Work to complete:
Go through the listing below and gather every line with the word "this".
--- begin Data shown ---
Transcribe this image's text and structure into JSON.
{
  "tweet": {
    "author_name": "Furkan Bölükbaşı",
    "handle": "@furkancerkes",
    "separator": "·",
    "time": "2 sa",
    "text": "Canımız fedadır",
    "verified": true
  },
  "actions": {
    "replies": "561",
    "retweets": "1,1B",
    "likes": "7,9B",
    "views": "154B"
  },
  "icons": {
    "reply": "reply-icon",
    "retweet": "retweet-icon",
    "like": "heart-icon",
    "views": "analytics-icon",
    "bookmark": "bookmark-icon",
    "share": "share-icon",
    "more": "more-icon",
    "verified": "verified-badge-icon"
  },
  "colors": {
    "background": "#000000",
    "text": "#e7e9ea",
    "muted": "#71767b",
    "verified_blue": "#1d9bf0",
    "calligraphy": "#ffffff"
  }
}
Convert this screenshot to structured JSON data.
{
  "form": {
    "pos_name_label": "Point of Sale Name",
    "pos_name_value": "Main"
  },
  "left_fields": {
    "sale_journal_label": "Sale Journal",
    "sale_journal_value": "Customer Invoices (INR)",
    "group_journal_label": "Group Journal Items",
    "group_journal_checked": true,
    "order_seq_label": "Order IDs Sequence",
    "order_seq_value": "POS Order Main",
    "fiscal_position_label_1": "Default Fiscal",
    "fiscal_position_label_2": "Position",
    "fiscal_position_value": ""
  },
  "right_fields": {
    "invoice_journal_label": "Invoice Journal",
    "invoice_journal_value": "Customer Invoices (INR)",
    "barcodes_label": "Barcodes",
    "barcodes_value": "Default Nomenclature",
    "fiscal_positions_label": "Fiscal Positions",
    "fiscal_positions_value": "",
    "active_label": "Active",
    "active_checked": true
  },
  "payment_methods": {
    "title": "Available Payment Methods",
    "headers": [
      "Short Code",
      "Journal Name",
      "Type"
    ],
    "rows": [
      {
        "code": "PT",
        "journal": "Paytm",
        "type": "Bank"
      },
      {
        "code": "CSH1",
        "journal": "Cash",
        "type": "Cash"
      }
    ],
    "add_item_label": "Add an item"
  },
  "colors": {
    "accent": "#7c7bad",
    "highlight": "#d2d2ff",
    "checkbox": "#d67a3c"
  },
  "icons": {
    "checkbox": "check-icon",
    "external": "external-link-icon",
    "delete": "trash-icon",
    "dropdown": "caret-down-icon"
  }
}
--- end Data shown ---
Finished answer:
Transcribe this image's text and structure into JSON.
Convert this screenshot to structured JSON data.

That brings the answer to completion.